## start Provided data

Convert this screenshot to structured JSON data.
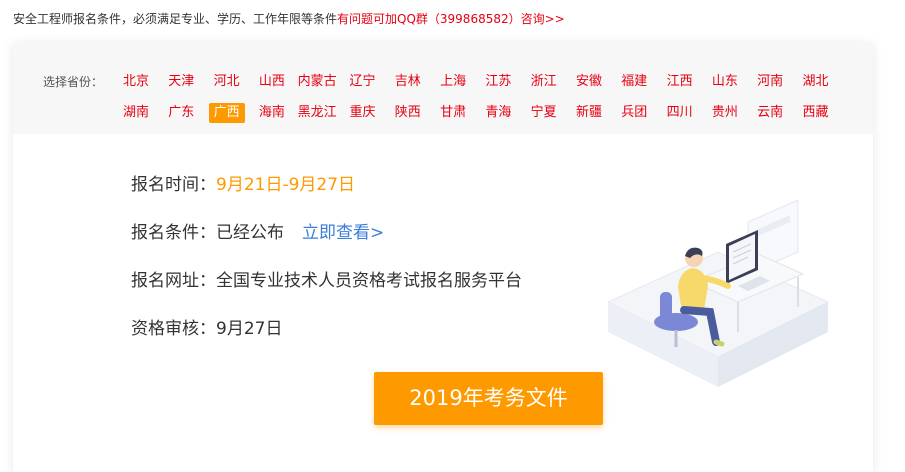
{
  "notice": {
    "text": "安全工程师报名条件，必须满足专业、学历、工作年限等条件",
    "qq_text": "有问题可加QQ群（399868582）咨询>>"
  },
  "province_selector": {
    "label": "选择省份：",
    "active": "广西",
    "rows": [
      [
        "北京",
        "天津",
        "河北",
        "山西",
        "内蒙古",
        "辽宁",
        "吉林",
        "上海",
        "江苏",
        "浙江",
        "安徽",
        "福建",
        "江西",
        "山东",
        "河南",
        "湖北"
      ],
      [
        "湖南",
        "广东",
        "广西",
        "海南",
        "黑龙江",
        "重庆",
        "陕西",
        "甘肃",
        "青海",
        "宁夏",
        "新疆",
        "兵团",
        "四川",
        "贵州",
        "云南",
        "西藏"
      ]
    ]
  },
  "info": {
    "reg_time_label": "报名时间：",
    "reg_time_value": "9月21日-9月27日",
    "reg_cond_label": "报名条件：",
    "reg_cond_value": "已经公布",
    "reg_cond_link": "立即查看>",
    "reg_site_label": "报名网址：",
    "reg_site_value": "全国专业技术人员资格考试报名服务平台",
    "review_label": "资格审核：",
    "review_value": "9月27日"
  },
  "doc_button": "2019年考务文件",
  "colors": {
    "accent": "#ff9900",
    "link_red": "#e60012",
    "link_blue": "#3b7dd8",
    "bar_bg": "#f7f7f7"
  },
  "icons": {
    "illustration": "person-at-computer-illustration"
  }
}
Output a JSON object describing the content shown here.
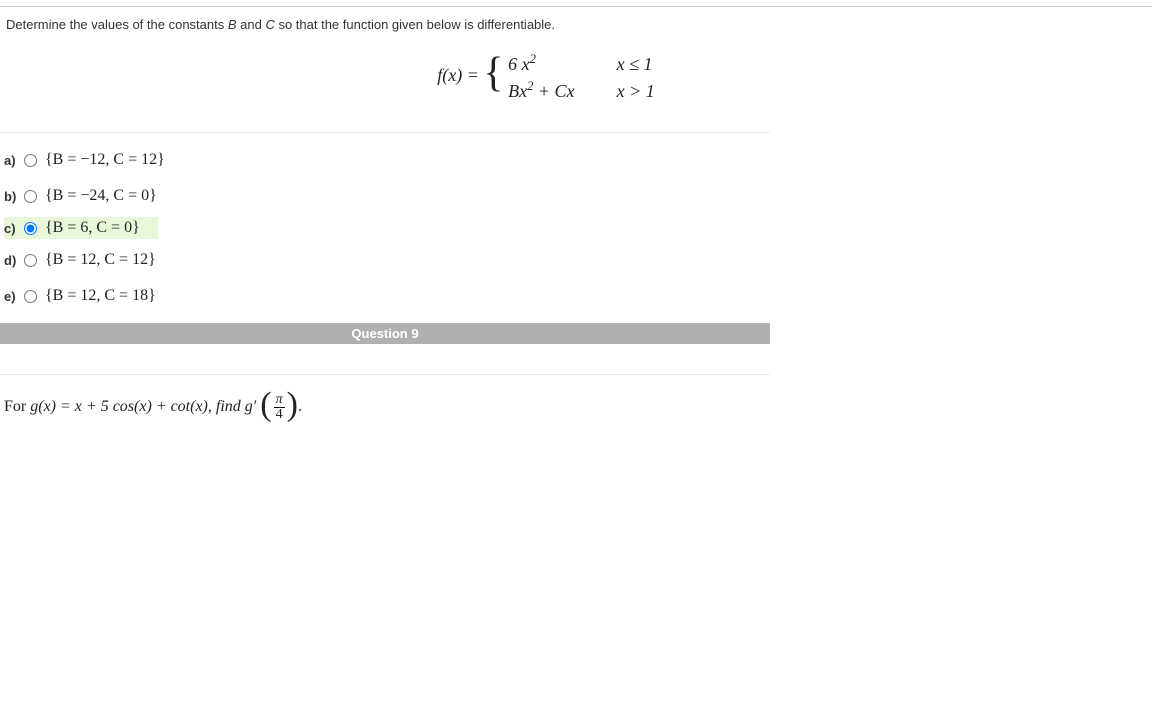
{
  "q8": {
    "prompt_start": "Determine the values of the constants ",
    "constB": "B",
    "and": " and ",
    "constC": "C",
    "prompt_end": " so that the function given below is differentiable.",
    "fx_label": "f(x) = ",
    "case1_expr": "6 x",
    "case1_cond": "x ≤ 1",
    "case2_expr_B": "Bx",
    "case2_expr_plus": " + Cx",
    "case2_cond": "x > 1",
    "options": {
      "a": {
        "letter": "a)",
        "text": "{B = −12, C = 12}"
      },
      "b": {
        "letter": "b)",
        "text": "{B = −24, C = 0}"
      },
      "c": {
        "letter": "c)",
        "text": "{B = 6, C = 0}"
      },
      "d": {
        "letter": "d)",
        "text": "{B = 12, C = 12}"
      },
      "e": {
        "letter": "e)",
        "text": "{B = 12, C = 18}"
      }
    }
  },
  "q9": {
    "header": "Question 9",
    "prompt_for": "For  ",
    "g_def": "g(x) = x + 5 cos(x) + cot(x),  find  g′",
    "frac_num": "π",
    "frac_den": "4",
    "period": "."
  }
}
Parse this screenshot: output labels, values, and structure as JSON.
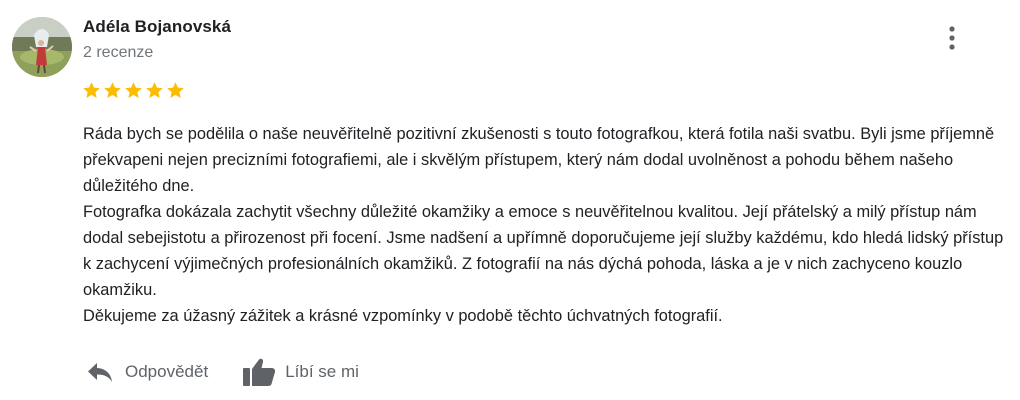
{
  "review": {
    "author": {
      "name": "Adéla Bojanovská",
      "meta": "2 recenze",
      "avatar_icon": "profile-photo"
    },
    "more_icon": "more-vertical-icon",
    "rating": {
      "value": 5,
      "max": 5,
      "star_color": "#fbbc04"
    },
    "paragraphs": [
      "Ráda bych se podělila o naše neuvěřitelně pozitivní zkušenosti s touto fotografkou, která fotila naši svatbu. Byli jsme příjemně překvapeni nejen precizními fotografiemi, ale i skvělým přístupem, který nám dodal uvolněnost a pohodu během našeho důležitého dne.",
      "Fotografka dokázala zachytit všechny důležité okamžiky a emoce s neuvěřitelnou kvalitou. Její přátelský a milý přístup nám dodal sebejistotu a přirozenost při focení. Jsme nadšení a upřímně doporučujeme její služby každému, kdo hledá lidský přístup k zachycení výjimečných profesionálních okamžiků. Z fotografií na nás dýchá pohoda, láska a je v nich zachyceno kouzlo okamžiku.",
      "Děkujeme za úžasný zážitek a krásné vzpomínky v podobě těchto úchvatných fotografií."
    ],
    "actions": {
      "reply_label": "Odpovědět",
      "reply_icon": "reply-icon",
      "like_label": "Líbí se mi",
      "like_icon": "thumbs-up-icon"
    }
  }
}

## end Provided data

Challenge: All lines in the data that contain the word "this" should be copied.

Task result:
Convert this screenshot to structured JSON data.
Parse this screenshot: output labels, values, and structure as JSON.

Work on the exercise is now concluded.